*WORK TO BE COMPLETED*:
Answer these questions from the forum thread about the 771 error:
1. Which receiver was Chuck W using when he found columns 6 and 8 at 0?
2. At what time does DCSholtis want to get the ballgame?
3. What did the recording ask Steve Rhodes to do before it would let him speak to a human being?

*TEXT TO READ*:
>> Start

I have the exact same thing on my D12-100 box.


----------



## DCSholtis (Aug 7, 2002)

Chuck W said:


> I'm getting the 771 on select SD channels. Looking at my signal strength, I am getting 0 for transponders 6,8,14,16,22,24,30,32
> 
> Basically columns 6 and 8 are all 0's all the way down(using the HR20).


Same here with me. I'll check the other SD channels but the first 5 I tired earlier were all 771s.

Edit: Your right Chuck it's selected. As long as I'll get the ballgame without problems at 6am I'll be fine.


----------



## Steve Rhodes (Oct 4, 2006)

DCSholtis said:


> Same here with me. I'll check the other SD channels but the first 5 I tired earlier were all 771s.


I called DirectTV expecting to hear a recorded message about the outtage, but instead the recording want to me to do a bunch of trouble shooting before they would let me speak to a human being. I gave up. It's late. I hope they fix before I get up in the morning.

>> End

*DATA SHOWN*:
>> Start

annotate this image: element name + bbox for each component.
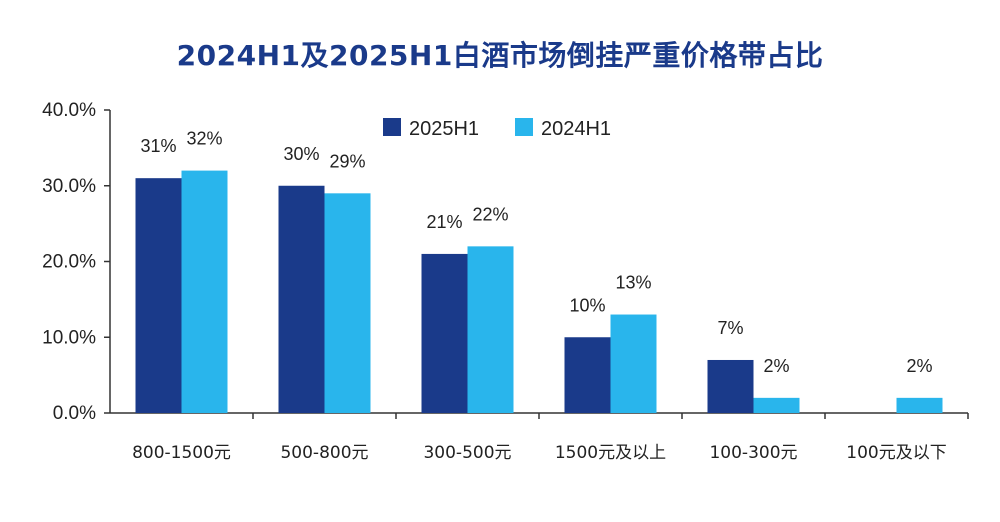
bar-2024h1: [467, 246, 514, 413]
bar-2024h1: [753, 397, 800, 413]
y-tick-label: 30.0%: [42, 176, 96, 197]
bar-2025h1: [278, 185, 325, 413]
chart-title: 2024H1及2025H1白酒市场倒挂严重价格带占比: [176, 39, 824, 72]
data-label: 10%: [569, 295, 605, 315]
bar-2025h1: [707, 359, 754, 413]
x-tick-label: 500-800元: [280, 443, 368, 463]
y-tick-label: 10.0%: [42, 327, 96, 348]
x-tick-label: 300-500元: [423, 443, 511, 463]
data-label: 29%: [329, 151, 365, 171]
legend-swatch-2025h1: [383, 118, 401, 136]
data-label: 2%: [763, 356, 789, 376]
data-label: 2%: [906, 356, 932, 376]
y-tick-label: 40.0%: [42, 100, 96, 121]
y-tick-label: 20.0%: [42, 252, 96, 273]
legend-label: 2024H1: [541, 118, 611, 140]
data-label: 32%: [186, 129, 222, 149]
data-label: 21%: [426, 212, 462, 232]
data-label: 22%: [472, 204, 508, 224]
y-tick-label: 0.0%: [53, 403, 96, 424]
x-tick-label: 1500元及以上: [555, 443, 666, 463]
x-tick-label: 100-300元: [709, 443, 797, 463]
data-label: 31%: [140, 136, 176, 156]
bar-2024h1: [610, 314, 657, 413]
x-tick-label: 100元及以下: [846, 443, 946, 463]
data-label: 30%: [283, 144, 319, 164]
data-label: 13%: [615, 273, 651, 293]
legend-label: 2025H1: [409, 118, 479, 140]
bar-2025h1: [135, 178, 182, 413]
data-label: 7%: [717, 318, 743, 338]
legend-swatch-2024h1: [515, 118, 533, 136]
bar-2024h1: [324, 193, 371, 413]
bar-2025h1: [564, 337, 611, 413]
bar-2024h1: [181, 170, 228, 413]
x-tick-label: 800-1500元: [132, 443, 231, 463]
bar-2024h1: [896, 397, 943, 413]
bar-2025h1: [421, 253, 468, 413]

>> End

*ANSWER*:
1. The HR20.
2. 6am.
3. A bunch of troubleshooting.